Give the data from its first line through the line containing "data-point: [276, 869, 287, 880]" as a Markdown table with the columns Row and Line, numbering each row and leaving out any blank lines.

★ ★ ★ ★ ★ ★ ★

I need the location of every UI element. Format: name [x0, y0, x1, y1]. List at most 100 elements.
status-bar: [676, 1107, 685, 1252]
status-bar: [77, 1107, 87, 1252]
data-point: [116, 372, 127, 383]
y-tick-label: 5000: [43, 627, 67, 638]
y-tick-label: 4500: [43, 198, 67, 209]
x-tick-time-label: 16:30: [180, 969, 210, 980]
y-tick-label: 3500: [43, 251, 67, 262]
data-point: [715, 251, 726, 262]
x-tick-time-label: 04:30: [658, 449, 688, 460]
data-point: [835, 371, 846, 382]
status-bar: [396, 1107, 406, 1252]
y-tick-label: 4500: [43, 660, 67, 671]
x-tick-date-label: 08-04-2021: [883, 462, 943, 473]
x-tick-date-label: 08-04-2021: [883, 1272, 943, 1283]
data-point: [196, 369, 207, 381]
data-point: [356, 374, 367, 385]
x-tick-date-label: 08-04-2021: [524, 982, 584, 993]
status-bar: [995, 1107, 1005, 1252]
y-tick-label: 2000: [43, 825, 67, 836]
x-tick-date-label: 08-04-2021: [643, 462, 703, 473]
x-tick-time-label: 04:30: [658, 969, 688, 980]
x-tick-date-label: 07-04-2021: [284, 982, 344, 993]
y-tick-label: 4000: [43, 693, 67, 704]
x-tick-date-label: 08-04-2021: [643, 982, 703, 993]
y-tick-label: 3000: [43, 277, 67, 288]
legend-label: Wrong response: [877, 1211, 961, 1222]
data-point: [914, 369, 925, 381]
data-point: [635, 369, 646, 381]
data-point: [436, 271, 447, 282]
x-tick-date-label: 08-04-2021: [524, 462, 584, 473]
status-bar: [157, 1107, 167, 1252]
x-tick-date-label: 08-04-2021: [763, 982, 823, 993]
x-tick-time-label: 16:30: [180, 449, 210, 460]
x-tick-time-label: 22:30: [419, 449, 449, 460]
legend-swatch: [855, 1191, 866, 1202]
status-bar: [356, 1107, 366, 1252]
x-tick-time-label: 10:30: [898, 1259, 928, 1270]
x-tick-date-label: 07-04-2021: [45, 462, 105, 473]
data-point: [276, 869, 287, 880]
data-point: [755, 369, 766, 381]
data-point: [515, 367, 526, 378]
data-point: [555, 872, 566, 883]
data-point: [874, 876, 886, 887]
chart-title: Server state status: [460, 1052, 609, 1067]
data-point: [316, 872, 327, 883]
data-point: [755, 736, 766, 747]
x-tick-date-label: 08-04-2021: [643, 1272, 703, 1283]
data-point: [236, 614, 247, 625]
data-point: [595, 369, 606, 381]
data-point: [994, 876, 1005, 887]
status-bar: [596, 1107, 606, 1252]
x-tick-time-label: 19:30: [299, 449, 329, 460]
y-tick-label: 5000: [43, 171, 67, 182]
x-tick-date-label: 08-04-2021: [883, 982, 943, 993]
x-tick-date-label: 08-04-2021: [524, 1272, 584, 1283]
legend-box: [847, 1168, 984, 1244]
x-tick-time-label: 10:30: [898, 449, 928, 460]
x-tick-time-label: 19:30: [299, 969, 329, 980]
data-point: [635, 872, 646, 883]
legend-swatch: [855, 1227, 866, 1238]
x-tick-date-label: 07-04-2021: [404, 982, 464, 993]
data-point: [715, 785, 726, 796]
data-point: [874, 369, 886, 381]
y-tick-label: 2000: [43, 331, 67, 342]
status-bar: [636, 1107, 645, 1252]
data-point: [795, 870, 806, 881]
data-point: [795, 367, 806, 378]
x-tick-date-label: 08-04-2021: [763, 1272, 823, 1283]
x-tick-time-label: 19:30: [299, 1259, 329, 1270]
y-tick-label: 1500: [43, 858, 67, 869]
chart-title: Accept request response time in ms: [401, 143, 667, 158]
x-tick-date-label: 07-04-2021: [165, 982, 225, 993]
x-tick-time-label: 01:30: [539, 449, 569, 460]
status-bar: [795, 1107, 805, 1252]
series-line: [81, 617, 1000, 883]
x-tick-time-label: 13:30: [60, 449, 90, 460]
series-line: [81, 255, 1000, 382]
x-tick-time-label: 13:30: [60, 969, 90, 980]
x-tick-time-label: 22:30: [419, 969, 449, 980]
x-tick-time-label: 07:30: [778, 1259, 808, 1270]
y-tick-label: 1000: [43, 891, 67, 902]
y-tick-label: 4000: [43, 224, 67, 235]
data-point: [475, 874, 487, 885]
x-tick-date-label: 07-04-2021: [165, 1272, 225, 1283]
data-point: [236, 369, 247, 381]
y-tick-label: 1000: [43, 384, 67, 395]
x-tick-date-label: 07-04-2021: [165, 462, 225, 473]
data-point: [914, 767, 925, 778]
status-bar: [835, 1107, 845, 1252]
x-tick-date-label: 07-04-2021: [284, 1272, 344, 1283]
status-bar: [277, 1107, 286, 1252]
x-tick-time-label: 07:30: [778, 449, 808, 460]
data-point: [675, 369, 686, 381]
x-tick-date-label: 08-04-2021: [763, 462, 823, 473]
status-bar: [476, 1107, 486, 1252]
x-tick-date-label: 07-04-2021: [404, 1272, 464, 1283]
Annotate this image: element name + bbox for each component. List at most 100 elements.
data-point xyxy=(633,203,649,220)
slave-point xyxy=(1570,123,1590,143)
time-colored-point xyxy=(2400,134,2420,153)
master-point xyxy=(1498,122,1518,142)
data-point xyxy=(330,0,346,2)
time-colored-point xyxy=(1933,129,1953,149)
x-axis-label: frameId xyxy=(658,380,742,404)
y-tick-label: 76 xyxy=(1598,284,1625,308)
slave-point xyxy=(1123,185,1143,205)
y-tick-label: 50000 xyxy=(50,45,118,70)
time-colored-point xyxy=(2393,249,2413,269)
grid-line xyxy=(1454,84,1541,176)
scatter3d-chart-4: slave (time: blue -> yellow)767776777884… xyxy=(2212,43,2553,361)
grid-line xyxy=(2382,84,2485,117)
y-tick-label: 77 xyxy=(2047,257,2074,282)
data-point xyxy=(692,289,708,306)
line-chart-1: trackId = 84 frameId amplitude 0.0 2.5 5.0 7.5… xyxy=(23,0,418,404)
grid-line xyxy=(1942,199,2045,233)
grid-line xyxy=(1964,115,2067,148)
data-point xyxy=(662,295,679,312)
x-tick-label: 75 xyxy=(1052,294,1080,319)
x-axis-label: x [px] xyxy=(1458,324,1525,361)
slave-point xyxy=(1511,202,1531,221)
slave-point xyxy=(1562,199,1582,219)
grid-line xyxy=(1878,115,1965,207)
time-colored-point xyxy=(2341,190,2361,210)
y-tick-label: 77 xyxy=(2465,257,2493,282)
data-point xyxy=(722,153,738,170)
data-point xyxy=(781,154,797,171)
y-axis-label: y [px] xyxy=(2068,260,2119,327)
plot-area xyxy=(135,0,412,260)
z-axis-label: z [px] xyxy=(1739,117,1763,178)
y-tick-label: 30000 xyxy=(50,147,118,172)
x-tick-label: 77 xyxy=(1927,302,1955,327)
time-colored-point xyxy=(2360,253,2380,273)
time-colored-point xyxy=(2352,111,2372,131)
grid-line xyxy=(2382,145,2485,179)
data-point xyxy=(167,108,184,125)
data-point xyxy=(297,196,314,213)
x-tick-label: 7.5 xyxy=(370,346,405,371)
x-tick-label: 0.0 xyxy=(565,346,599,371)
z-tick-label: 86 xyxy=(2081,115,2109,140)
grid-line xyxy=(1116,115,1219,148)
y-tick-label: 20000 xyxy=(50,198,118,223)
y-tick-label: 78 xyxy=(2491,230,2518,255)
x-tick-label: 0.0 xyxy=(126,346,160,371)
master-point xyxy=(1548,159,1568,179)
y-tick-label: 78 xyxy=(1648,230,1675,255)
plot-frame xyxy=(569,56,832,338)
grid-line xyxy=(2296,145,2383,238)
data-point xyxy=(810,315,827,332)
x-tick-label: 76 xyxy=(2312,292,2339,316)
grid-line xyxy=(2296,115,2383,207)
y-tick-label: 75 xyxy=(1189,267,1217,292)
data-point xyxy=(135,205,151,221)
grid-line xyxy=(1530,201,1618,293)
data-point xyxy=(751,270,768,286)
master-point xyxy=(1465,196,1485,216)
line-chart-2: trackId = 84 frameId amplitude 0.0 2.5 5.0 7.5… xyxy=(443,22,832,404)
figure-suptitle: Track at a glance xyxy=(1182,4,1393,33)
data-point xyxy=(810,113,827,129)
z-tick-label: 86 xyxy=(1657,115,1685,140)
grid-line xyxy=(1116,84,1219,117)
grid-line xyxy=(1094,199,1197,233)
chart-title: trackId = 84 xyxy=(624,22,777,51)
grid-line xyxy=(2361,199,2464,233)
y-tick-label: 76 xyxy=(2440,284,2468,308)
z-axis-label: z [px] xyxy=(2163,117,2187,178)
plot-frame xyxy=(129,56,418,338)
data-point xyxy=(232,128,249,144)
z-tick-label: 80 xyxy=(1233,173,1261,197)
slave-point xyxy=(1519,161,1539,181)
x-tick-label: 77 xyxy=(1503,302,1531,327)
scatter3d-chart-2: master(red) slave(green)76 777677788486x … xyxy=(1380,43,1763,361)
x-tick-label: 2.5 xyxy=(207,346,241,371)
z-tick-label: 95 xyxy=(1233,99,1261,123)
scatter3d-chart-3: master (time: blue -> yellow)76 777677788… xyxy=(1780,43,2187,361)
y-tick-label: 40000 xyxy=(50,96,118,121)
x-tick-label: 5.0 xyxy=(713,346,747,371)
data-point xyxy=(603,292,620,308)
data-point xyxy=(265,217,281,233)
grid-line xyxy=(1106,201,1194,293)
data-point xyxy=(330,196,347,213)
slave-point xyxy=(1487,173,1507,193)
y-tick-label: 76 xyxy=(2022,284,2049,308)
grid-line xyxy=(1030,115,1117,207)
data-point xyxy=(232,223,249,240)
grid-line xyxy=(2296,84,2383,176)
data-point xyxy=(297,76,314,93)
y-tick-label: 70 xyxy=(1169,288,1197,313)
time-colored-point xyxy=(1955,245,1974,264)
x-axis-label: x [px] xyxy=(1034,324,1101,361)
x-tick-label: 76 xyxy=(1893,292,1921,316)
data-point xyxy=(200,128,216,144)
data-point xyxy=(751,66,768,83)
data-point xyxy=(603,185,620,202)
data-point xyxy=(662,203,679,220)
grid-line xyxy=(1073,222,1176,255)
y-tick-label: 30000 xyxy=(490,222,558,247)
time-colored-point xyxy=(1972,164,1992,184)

★ ★ ★ ★ ★ ★ ★

TASK ANSWER:
| Row | Line |
|---|---|
| 1 | I need the location of every UI element. Format: name [x0, y0, x1, y1]. List at most 100 elements. |
| 2 | status-bar: [676, 1107, 685, 1252] |
| 3 | status-bar: [77, 1107, 87, 1252] |
| 4 | data-point: [116, 372, 127, 383] |
| 5 | y-tick-label: 5000: [43, 627, 67, 638] |
| 6 | y-tick-label: 4500: [43, 198, 67, 209] |
| 7 | x-tick-time-label: 16:30: [180, 969, 210, 980] |
| 8 | y-tick-label: 3500: [43, 251, 67, 262] |
| 9 | data-point: [715, 251, 726, 262] |
| 10 | x-tick-time-label: 04:30: [658, 449, 688, 460] |
| 11 | data-point: [835, 371, 846, 382] |
| 12 | status-bar: [396, 1107, 406, 1252] |
| 13 | y-tick-label: 4500: [43, 660, 67, 671] |
| 14 | x-tick-date-label: 08-04-2021: [883, 462, 943, 473] |
| 15 | x-tick-date-label: 08-04-2021: [883, 1272, 943, 1283] |
| 16 | data-point: [196, 369, 207, 381] |
| 17 | data-point: [356, 374, 367, 385] |
| 18 | x-tick-date-label: 08-04-2021: [524, 982, 584, 993] |
| 19 | status-bar: [995, 1107, 1005, 1252] |
| 20 | y-tick-label: 2000: [43, 825, 67, 836] |
| 21 | x-tick-date-label: 08-04-2021: [643, 462, 703, 473] |
| 22 | x-tick-time-label: 04:30: [658, 969, 688, 980] |
| 23 | x-tick-date-label: 07-04-2021: [284, 982, 344, 993] |
| 24 | y-tick-label: 4000: [43, 693, 67, 704] |
| 25 | x-tick-date-label: 08-04-2021: [643, 982, 703, 993] |
| 26 | y-tick-label: 3000: [43, 277, 67, 288] |
| 27 | legend-label: Wrong response: [877, 1211, 961, 1222] |
| 28 | data-point: [914, 369, 925, 381] |
| 29 | data-point: [635, 369, 646, 381] |
| 30 | data-point: [436, 271, 447, 282] |
| 31 | x-tick-date-label: 08-04-2021: [524, 462, 584, 473] |
| 32 | status-bar: [157, 1107, 167, 1252] |
| 33 | x-tick-date-label: 08-04-2021: [763, 982, 823, 993] |
| 34 | x-tick-time-label: 16:30: [180, 449, 210, 460] |
| 35 | x-tick-time-label: 22:30: [419, 449, 449, 460] |
| 36 | legend-swatch: [855, 1191, 866, 1202] |
| 37 | status-bar: [356, 1107, 366, 1252] |
| 38 | x-tick-time-label: 10:30: [898, 1259, 928, 1270] |
| 39 | x-tick-date-label: 07-04-2021: [45, 462, 105, 473] |
| 40 | data-point: [276, 869, 287, 880] |